* _What you will do_: How many of the lines below hold the word "Economic"? Answer only with the number.

*** Recorded data

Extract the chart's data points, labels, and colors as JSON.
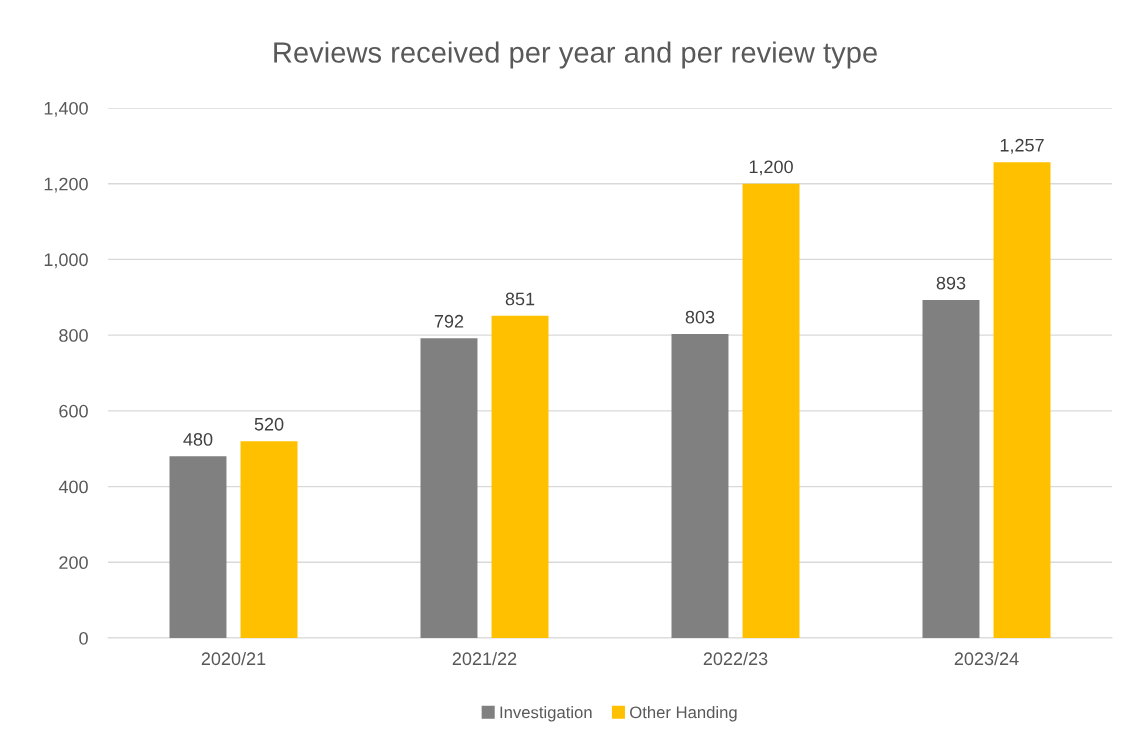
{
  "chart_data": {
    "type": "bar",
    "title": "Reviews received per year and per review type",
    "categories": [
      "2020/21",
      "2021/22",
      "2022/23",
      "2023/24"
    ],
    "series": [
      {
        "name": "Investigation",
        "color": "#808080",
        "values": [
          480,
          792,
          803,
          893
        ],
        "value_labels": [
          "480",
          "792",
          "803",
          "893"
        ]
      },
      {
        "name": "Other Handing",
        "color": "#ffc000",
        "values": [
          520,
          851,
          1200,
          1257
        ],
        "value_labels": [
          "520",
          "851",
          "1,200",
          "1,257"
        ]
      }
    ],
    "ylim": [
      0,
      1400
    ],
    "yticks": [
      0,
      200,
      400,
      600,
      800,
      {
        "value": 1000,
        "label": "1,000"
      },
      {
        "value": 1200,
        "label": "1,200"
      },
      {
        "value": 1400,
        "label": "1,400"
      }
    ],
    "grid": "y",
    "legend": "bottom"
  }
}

******
*** Recorded data

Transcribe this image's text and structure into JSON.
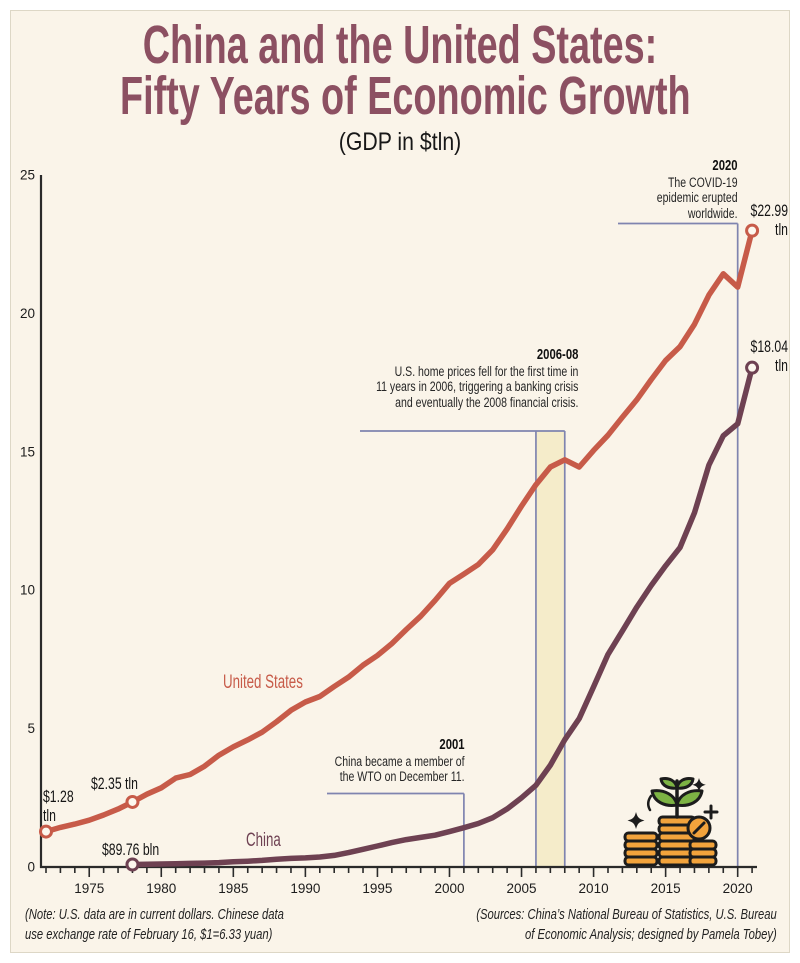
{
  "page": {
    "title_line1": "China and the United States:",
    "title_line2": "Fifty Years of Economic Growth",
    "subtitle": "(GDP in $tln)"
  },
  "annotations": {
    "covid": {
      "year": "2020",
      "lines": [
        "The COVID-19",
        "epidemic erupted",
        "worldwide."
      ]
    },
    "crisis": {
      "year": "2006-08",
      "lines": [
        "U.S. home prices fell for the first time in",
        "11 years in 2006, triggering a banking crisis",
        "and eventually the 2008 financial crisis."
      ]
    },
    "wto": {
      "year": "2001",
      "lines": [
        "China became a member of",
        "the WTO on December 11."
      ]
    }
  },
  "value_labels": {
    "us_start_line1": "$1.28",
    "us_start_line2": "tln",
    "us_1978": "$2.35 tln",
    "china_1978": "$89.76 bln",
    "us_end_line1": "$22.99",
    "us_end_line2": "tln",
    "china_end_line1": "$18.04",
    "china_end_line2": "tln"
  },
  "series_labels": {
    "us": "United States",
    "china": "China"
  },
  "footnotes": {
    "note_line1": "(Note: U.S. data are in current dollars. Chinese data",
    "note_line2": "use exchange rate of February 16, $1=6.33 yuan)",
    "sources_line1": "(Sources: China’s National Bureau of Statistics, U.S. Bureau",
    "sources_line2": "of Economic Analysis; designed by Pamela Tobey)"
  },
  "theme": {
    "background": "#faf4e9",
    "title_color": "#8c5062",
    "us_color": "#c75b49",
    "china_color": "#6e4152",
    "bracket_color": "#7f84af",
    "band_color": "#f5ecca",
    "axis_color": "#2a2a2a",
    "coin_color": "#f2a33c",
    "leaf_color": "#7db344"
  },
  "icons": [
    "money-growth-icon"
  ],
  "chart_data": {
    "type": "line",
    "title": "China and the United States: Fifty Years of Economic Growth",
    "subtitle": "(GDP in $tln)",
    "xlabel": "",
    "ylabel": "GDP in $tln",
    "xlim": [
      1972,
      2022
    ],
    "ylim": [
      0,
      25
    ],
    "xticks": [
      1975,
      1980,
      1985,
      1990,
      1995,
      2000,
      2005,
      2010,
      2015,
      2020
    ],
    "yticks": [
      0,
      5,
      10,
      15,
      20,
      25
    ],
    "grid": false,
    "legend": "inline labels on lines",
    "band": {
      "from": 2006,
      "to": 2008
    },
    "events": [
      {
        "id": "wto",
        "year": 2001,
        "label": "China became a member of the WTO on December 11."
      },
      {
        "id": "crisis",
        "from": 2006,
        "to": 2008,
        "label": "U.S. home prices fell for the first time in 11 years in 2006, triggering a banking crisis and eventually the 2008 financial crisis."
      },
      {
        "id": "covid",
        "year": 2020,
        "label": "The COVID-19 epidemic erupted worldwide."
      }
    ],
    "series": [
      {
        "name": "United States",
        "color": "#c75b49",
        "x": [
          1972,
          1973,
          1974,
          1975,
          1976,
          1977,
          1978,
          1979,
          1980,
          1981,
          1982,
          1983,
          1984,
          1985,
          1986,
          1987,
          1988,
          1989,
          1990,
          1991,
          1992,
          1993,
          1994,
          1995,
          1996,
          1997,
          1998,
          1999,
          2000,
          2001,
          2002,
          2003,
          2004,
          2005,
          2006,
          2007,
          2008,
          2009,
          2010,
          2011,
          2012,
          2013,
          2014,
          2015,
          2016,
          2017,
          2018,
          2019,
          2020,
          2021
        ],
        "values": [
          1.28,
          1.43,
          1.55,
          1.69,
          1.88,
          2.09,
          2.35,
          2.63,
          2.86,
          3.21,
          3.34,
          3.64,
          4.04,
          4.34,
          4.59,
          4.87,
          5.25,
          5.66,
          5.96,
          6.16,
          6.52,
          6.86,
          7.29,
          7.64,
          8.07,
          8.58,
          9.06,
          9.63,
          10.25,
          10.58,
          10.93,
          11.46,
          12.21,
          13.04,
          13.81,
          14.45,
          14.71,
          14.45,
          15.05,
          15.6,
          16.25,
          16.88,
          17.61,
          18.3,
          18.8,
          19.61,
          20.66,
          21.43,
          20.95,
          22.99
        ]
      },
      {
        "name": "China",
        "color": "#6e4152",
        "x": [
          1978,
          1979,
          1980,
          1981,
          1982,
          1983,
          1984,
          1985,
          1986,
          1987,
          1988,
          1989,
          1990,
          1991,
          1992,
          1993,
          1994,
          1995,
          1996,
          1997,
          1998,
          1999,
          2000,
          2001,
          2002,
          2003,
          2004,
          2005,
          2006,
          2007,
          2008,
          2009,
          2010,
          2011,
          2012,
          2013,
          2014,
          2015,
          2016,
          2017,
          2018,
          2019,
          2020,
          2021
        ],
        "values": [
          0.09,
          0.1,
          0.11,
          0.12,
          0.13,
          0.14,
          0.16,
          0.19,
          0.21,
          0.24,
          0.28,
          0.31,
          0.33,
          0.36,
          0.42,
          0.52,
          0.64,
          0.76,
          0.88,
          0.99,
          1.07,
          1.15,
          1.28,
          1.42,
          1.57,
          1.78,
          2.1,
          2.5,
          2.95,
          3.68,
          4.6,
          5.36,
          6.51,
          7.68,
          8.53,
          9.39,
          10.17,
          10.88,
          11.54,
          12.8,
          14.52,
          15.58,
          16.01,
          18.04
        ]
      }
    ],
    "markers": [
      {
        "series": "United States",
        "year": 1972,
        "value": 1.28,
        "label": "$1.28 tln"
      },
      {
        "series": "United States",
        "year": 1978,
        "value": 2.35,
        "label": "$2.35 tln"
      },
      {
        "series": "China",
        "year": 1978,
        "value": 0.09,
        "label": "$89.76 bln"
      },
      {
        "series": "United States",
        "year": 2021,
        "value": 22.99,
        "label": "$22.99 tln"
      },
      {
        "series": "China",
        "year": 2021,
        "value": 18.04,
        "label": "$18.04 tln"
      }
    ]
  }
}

******

* _Finished task_: 3